- **RECORDS SUPPLIED**:
-- BEGIN --

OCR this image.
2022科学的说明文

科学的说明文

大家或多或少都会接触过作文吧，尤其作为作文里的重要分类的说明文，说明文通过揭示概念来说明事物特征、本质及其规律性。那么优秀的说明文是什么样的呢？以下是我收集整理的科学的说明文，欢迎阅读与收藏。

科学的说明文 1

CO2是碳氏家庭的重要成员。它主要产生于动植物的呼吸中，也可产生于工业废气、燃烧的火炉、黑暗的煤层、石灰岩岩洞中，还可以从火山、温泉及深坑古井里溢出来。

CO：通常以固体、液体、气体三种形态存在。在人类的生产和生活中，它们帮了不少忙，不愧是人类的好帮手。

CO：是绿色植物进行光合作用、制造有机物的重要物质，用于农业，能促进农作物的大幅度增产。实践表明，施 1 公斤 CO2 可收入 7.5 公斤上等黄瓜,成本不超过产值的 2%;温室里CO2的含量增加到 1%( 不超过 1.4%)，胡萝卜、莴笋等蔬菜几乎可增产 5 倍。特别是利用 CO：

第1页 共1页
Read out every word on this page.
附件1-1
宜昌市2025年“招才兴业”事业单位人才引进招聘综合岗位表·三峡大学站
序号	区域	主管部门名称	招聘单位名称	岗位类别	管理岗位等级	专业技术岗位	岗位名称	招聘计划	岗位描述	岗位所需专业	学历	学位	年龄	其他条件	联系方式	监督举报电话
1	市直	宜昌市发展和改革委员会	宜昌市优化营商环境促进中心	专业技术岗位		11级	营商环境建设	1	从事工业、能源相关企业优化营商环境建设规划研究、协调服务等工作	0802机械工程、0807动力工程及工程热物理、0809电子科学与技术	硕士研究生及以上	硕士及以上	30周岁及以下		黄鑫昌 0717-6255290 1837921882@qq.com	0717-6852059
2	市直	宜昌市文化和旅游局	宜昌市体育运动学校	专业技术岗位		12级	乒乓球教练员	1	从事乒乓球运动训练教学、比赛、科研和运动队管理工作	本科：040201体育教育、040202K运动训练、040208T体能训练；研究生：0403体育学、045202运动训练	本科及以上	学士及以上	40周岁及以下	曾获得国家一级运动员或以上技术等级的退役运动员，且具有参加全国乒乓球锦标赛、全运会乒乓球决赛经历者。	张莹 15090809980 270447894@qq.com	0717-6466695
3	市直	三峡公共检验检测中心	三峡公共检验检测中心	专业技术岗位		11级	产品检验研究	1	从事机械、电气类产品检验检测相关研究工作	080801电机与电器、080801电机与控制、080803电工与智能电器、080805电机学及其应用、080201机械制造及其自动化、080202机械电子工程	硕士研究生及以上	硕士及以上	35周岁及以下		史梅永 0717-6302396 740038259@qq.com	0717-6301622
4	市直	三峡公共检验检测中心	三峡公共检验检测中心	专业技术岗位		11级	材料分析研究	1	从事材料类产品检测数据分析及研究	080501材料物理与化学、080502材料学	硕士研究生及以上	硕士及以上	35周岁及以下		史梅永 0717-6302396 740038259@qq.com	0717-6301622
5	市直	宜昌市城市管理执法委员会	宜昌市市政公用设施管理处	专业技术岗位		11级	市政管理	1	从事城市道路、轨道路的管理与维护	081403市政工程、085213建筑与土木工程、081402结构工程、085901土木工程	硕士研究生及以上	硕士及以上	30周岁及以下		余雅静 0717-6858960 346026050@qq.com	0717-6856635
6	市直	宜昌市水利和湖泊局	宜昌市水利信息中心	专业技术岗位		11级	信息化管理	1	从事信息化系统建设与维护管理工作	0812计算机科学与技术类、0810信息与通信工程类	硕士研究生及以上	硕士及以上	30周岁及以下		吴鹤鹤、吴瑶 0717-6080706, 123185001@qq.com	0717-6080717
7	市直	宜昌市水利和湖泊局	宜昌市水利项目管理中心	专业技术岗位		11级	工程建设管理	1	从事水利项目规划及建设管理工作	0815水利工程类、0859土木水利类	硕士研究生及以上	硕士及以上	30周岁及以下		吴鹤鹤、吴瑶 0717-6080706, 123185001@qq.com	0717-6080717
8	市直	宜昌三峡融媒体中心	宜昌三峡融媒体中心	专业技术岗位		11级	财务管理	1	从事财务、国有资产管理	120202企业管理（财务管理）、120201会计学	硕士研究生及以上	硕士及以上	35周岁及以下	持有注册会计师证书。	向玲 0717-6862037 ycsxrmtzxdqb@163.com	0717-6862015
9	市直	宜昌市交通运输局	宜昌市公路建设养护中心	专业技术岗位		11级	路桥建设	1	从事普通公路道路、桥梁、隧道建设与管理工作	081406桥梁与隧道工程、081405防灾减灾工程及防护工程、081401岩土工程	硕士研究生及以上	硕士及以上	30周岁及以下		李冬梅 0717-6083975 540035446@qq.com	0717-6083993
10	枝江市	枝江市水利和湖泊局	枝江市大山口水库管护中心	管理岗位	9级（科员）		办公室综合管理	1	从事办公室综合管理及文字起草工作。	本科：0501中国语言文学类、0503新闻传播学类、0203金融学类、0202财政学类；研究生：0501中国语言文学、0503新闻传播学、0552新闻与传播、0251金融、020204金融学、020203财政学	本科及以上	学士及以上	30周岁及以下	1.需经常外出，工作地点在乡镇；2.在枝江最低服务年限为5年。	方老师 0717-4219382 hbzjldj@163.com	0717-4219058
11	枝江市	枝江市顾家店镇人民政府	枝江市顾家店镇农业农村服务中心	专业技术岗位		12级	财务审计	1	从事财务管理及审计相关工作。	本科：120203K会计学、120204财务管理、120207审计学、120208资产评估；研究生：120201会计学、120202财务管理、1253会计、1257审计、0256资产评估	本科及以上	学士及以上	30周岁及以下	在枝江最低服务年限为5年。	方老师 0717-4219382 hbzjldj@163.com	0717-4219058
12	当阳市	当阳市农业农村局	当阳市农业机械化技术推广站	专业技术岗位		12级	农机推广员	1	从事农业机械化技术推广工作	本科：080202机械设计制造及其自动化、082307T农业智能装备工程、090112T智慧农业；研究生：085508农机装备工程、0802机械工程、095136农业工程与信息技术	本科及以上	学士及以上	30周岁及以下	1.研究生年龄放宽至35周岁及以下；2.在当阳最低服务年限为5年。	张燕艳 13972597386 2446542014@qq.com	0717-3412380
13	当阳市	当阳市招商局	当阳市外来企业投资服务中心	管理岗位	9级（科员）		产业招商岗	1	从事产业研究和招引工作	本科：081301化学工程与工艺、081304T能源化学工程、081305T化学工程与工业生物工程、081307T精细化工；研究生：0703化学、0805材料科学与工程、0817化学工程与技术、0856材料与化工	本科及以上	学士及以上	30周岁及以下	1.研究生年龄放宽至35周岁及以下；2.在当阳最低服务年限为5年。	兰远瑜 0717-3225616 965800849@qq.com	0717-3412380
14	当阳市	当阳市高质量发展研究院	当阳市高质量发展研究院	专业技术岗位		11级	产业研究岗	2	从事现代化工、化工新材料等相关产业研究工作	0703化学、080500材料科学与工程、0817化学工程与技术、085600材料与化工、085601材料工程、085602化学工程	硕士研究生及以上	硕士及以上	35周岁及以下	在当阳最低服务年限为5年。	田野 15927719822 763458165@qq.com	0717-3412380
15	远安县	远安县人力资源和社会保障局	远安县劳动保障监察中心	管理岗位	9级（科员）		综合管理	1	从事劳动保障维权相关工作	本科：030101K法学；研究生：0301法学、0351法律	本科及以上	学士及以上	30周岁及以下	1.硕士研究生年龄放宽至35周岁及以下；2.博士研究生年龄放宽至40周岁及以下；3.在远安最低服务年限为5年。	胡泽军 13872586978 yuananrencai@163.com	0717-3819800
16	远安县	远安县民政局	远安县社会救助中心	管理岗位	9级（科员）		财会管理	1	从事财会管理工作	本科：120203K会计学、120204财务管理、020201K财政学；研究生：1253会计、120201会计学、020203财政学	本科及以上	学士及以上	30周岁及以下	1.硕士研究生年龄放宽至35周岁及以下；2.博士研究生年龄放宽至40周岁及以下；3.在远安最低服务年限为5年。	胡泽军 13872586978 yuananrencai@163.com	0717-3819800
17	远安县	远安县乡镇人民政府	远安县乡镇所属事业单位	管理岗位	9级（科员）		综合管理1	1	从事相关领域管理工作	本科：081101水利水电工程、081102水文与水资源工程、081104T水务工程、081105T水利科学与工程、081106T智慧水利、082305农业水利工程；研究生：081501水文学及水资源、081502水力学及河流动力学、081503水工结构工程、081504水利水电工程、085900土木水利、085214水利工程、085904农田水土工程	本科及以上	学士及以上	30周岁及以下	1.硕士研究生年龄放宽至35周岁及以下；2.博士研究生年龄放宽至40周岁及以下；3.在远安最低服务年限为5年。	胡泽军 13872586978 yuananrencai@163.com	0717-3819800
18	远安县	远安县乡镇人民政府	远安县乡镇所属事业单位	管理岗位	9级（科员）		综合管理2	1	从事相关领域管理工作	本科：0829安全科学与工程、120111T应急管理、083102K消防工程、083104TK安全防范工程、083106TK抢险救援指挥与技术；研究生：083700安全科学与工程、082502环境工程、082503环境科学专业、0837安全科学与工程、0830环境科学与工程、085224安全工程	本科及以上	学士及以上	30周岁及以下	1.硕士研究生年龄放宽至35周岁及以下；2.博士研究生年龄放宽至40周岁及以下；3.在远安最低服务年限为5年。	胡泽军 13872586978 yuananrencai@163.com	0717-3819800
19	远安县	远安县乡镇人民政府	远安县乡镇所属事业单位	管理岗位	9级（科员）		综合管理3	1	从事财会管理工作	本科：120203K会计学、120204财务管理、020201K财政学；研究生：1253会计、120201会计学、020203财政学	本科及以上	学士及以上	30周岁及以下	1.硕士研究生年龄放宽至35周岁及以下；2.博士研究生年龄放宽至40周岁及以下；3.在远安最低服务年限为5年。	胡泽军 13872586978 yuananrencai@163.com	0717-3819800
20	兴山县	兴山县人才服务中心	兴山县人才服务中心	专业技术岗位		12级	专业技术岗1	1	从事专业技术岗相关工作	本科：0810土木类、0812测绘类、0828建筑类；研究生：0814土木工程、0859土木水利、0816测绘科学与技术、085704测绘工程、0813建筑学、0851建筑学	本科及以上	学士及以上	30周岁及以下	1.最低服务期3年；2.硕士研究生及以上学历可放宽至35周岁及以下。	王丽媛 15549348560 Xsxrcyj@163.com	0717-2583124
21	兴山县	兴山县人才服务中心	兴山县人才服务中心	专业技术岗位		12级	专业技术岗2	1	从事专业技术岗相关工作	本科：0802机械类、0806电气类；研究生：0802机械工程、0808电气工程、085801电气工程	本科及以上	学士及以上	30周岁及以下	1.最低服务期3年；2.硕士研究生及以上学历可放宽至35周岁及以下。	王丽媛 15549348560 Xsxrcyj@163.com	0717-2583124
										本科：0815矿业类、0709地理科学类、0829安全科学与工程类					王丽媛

-- END --

- **AIM OF THE TASK**: In the listing above, locate each line with "三峡公共检验检测中心" and copy it.

- **EXERCISE RESULT**:
3	市直	三峡公共检验检测中心	三峡公共检验检测中心	专业技术岗位		11级	产品检验研究	1	从事机械、电气类产品检验检测相关研究工作	080801电机与电器、080801电机与控制、080803电工与智能电器、080805电机学及其应用、080201机械制造及其自动化、080202机械电子工程	硕士研究生及以上	硕士及以上	35周岁及以下		史梅永 0717-6302396 740038259@qq.com	0717-6301622
4	市直	三峡公共检验检测中心	三峡公共检验检测中心	专业技术岗位		11级	材料分析研究	1	从事材料类产品检测数据分析及研究	080501材料物理与化学、080502材料学	硕士研究生及以上	硕士及以上	35周岁及以下		史梅永 0717-6302396 740038259@qq.com	0717-6301622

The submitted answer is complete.